**Exercise task:**
Every record that follows should be printed verbatim.

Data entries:
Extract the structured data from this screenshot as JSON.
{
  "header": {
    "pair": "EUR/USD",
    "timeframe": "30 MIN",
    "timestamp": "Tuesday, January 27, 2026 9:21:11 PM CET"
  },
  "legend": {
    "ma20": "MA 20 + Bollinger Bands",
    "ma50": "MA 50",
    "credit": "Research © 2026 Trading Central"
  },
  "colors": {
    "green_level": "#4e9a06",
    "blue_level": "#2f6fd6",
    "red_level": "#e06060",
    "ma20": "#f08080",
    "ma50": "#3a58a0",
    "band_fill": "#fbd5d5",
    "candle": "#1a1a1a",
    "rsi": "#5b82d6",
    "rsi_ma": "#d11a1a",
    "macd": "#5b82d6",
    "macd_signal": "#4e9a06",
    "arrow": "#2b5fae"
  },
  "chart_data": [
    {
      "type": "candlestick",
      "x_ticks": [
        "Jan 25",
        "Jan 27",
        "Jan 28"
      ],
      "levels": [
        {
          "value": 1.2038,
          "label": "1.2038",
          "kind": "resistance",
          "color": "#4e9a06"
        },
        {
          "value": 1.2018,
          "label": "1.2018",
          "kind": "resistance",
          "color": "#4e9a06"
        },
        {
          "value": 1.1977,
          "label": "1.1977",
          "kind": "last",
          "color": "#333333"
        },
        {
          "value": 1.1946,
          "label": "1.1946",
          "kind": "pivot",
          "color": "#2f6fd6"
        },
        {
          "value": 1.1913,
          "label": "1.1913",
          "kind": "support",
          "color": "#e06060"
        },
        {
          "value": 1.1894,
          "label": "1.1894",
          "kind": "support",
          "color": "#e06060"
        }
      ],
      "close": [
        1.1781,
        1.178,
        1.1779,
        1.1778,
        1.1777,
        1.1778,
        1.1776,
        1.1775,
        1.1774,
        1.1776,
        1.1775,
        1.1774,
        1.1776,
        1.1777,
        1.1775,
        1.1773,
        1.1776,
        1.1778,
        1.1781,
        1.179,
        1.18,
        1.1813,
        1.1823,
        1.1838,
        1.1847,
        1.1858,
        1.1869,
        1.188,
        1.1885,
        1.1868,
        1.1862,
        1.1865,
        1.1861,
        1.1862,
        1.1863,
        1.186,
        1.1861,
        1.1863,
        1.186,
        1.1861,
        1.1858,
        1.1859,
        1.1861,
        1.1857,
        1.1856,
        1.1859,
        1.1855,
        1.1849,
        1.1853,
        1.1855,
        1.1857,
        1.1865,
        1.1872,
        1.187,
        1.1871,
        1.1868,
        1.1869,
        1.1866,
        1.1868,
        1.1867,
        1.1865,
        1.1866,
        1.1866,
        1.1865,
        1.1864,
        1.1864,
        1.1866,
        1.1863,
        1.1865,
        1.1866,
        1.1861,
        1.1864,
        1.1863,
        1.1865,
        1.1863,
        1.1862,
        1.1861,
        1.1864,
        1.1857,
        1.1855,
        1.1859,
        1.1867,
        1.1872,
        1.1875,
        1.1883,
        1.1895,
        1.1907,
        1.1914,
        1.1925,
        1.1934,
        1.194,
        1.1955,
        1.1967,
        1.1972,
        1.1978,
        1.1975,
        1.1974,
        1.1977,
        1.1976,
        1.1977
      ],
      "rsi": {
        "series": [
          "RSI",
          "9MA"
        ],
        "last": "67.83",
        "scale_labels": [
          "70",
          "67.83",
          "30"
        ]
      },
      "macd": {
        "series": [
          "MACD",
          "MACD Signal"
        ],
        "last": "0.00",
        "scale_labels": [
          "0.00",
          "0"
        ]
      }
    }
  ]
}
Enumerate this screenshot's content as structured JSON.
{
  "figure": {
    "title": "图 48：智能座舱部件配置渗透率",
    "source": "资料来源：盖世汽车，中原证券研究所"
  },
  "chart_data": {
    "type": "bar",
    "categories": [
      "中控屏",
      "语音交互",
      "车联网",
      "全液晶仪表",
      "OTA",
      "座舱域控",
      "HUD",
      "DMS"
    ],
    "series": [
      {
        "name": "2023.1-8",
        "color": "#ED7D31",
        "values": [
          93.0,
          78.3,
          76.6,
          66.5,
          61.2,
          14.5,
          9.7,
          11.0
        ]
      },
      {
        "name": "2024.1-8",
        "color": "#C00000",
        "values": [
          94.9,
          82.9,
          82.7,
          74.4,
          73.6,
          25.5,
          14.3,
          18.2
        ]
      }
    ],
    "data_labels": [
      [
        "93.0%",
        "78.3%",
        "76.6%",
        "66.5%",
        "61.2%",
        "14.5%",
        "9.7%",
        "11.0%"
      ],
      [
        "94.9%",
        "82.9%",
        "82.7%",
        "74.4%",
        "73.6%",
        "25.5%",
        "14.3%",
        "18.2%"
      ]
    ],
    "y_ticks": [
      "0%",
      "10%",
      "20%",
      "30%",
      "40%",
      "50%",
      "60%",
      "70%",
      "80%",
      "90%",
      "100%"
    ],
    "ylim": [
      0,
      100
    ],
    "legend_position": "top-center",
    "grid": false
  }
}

**Solution to the problem:**
Extract the structured data from this screenshot as JSON.
{
  "header": {
    "pair": "EUR/USD",
    "timeframe": "30 MIN",
    "timestamp": "Tuesday, January 27, 2026 9:21:11 PM CET"
  },
  "legend": {
    "ma20": "MA 20 + Bollinger Bands",
    "ma50": "MA 50",
    "credit": "Research © 2026 Trading Central"
  },
  "colors": {
    "green_level": "#4e9a06",
    "blue_level": "#2f6fd6",
    "red_level": "#e06060",
    "ma20": "#f08080",
    "ma50": "#3a58a0",
    "band_fill": "#fbd5d5",
    "candle": "#1a1a1a",
    "rsi": "#5b82d6",
    "rsi_ma": "#d11a1a",
    "macd": "#5b82d6",
    "macd_signal": "#4e9a06",
    "arrow": "#2b5fae"
  },
  "chart_data": [
    {
      "type": "candlestick",
      "x_ticks": [
        "Jan 25",
        "Jan 27",
        "Jan 28"
      ],
      "levels": [
        {
          "value": 1.2038,
          "label": "1.2038",
          "kind": "resistance",
          "color": "#4e9a06"
        },
        {
          "value": 1.2018,
          "label": "1.2018",
          "kind": "resistance",
          "color": "#4e9a06"
        },
        {
          "value": 1.1977,
          "label": "1.1977",
          "kind": "last",
          "color": "#333333"
        },
        {
          "value": 1.1946,
          "label": "1.1946",
          "kind": "pivot",
          "color": "#2f6fd6"
        },
        {
          "value": 1.1913,
          "label": "1.1913",
          "kind": "support",
          "color": "#e06060"
        },
        {
          "value": 1.1894,
          "label": "1.1894",
          "kind": "support",
          "color": "#e06060"
        }
      ],
      "close": [
        1.1781,
        1.178,
        1.1779,
        1.1778,
        1.1777,
        1.1778,
        1.1776,
        1.1775,
        1.1774,
        1.1776,
        1.1775,
        1.1774,
        1.1776,
        1.1777,
        1.1775,
        1.1773,
        1.1776,
        1.1778,
        1.1781,
        1.179,
        1.18,
        1.1813,
        1.1823,
        1.1838,
        1.1847,
        1.1858,
        1.1869,
        1.188,
        1.1885,
        1.1868,
        1.1862,
        1.1865,
        1.1861,
        1.1862,
        1.1863,
        1.186,
        1.1861,
        1.1863,
        1.186,
        1.1861,
        1.1858,
        1.1859,
        1.1861,
        1.1857,
        1.1856,
        1.1859,
        1.1855,
        1.1849,
        1.1853,
        1.1855,
        1.1857,
        1.1865,
        1.1872,
        1.187,
        1.1871,
        1.1868,
        1.1869,
        1.1866,
        1.1868,
        1.1867,
        1.1865,
        1.1866,
        1.1866,
        1.1865,
        1.1864,
        1.1864,
        1.1866,
        1.1863,
        1.1865,
        1.1866,
        1.1861,
        1.1864,
        1.1863,
        1.1865,
        1.1863,
        1.1862,
        1.1861,
        1.1864,
        1.1857,
        1.1855,
        1.1859,
        1.1867,
        1.1872,
        1.1875,
        1.1883,
        1.1895,
        1.1907,
        1.1914,
        1.1925,
        1.1934,
        1.194,
        1.1955,
        1.1967,
        1.1972,
        1.1978,
        1.1975,
        1.1974,
        1.1977,
        1.1976,
        1.1977
      ],
      "rsi": {
        "series": [
          "RSI",
          "9MA"
        ],
        "last": "67.83",
        "scale_labels": [
          "70",
          "67.83",
          "30"
        ]
      },
      "macd": {
        "series": [
          "MACD",
          "MACD Signal"
        ],
        "last": "0.00",
        "scale_labels": [
          "0.00",
          "0"
        ]
      }
    }
  ]
}
Enumerate this screenshot's content as structured JSON.
{
  "figure": {
    "title": "图 48：智能座舱部件配置渗透率",
    "source": "资料来源：盖世汽车，中原证券研究所"
  },
  "chart_data": {
    "type": "bar",
    "categories": [
      "中控屏",
      "语音交互",
      "车联网",
      "全液晶仪表",
      "OTA",
      "座舱域控",
      "HUD",
      "DMS"
    ],
    "series": [
      {
        "name": "2023.1-8",
        "color": "#ED7D31",
        "values": [
          93.0,
          78.3,
          76.6,
          66.5,
          61.2,
          14.5,
          9.7,
          11.0
        ]
      },
      {
        "name": "2024.1-8",
        "color": "#C00000",
        "values": [
          94.9,
          82.9,
          82.7,
          74.4,
          73.6,
          25.5,
          14.3,
          18.2
        ]
      }
    ],
    "data_labels": [
      [
        "93.0%",
        "78.3%",
        "76.6%",
        "66.5%",
        "61.2%",
        "14.5%",
        "9.7%",
        "11.0%"
      ],
      [
        "94.9%",
        "82.9%",
        "82.7%",
        "74.4%",
        "73.6%",
        "25.5%",
        "14.3%",
        "18.2%"
      ]
    ],
    "y_ticks": [
      "0%",
      "10%",
      "20%",
      "30%",
      "40%",
      "50%",
      "60%",
      "70%",
      "80%",
      "90%",
      "100%"
    ],
    "ylim": [
      0,
      100
    ],
    "legend_position": "top-center",
    "grid": false
  }
}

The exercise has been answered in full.